* Aim of the task:
Strip the pictures and reproduce the rest of the listing exactly.

Collected data:
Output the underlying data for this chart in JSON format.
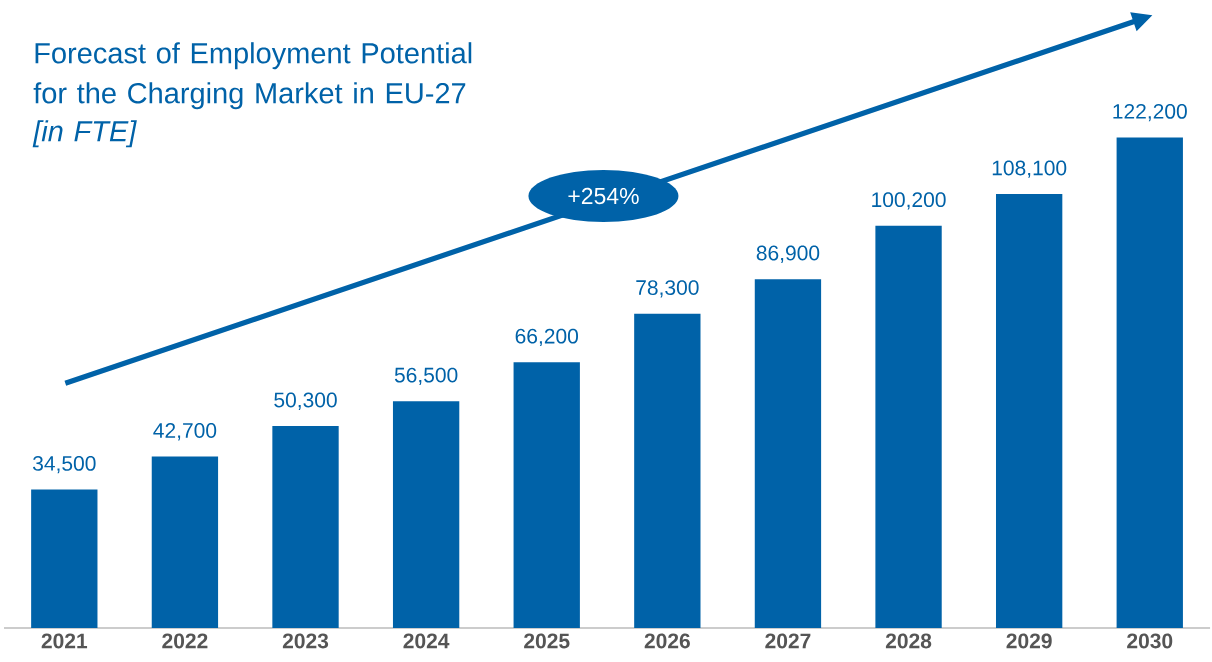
{
  "chart_data": {
    "type": "bar",
    "title": "Forecast of Employment Potential for the Charging Market in EU-27",
    "subtitle": "[in FTE]",
    "categories": [
      "2021",
      "2022",
      "2023",
      "2024",
      "2025",
      "2026",
      "2027",
      "2028",
      "2029",
      "2030"
    ],
    "values": [
      34500,
      42700,
      50300,
      56500,
      66200,
      78300,
      86900,
      100200,
      108100,
      122200
    ],
    "value_labels": [
      "34,500",
      "42,700",
      "50,300",
      "56,500",
      "66,200",
      "78,300",
      "86,900",
      "100,200",
      "108,100",
      "122,200"
    ],
    "color": "#0062a8",
    "tick_labels": "x",
    "annotations": [
      "+254%"
    ]
  }
}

* Solved exercise:
Output the underlying data for this chart in JSON format.
{
  "chart_data": {
    "type": "bar",
    "title": "Forecast of Employment Potential for the Charging Market in EU-27",
    "subtitle": "[in FTE]",
    "categories": [
      "2021",
      "2022",
      "2023",
      "2024",
      "2025",
      "2026",
      "2027",
      "2028",
      "2029",
      "2030"
    ],
    "values": [
      34500,
      42700,
      50300,
      56500,
      66200,
      78300,
      86900,
      100200,
      108100,
      122200
    ],
    "value_labels": [
      "34,500",
      "42,700",
      "50,300",
      "56,500",
      "66,200",
      "78,300",
      "86,900",
      "100,200",
      "108,100",
      "122,200"
    ],
    "color": "#0062a8",
    "tick_labels": "x",
    "annotations": [
      "+254%"
    ]
  }
}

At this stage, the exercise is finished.